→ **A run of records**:
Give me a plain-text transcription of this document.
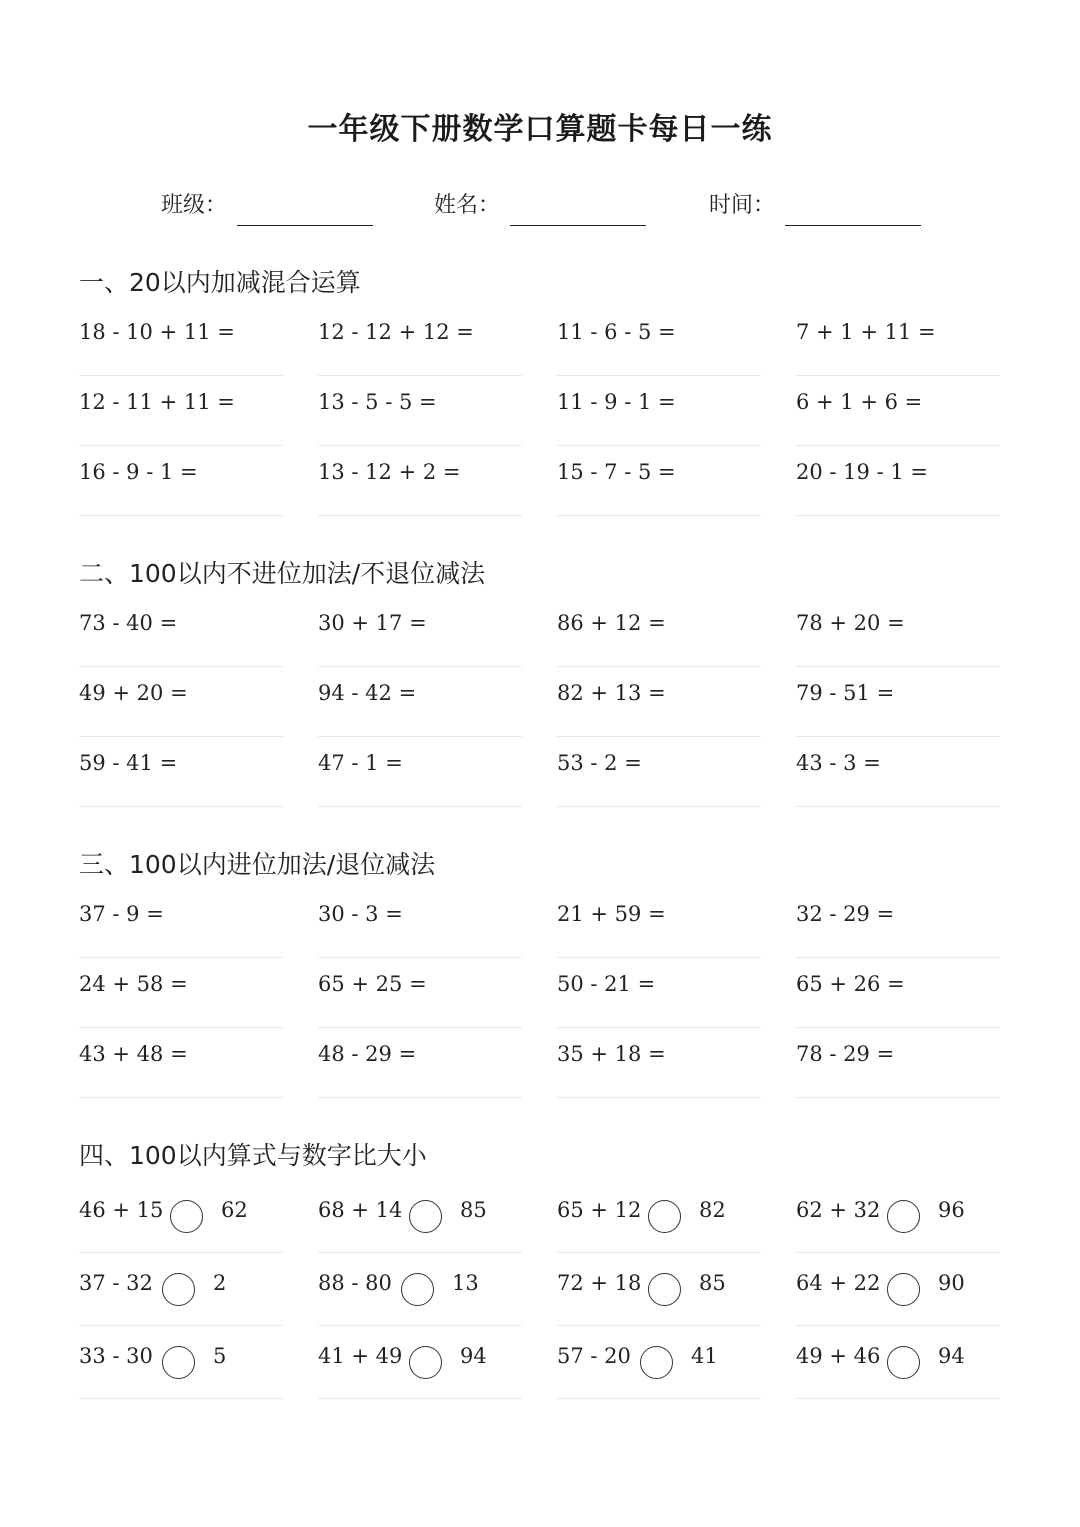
一年级下册数学口算题卡每日一练
班级：	姓名：	时间：
一、20以内加减混合运算
18 - 10 + 11 =	12 - 12 + 12 =	11 - 6 - 5 =	7 + 1 + 11 =
12 - 11 + 11 =	13 - 5 - 5 =	11 - 9 - 1 =	6 + 1 + 6 =
16 - 9 - 1 =	13 - 12 + 2 =	15 - 7 - 5 =	20 - 19 - 1 =
二、100以内不进位加法/不退位减法
73 - 40 =	30 + 17 =	86 + 12 =	78 + 20 =
49 + 20 =	94 - 42 =	82 + 13 =	79 - 51 =
59 - 41 =	47 - 1 =	53 - 2 =	43 - 3 =
三、100以内进位加法/退位减法
37 - 9 =	30 - 3 =	21 + 59 =	32 - 29 =
24 + 58 =	65 + 25 =	50 - 21 =	65 + 26 =
43 + 48 =	48 - 29 =	35 + 18 =	78 - 29 =
四、100以内算式与数字比大小
46 + 15	62	68 + 14	85	65 + 12	82	62 + 32	96
37 - 32	2	88 - 80	13	72 + 18	85	64 + 22	90
33 - 30	5	41 + 49	94	57 - 20	41	49 + 46	94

→ **Directions for this task**: Reproduce every line precisely as given, omitting all pictures.

→ **Written solution**:
Give me a plain-text transcription of this document.
一年级下册数学口算题卡每日一练
班级：	姓名：	时间：
一、20以内加减混合运算
18 - 10 + 11 =	12 - 12 + 12 =	11 - 6 - 5 =	7 + 1 + 11 =
12 - 11 + 11 =	13 - 5 - 5 =	11 - 9 - 1 =	6 + 1 + 6 =
16 - 9 - 1 =	13 - 12 + 2 =	15 - 7 - 5 =	20 - 19 - 1 =
二、100以内不进位加法/不退位减法
73 - 40 =	30 + 17 =	86 + 12 =	78 + 20 =
49 + 20 =	94 - 42 =	82 + 13 =	79 - 51 =
59 - 41 =	47 - 1 =	53 - 2 =	43 - 3 =
三、100以内进位加法/退位减法
37 - 9 =	30 - 3 =	21 + 59 =	32 - 29 =
24 + 58 =	65 + 25 =	50 - 21 =	65 + 26 =
43 + 48 =	48 - 29 =	35 + 18 =	78 - 29 =
四、100以内算式与数字比大小
46 + 15	62	68 + 14	85	65 + 12	82	62 + 32	96
37 - 32	2	88 - 80	13	72 + 18	85	64 + 22	90
33 - 30	5	41 + 49	94	57 - 20	41	49 + 46	94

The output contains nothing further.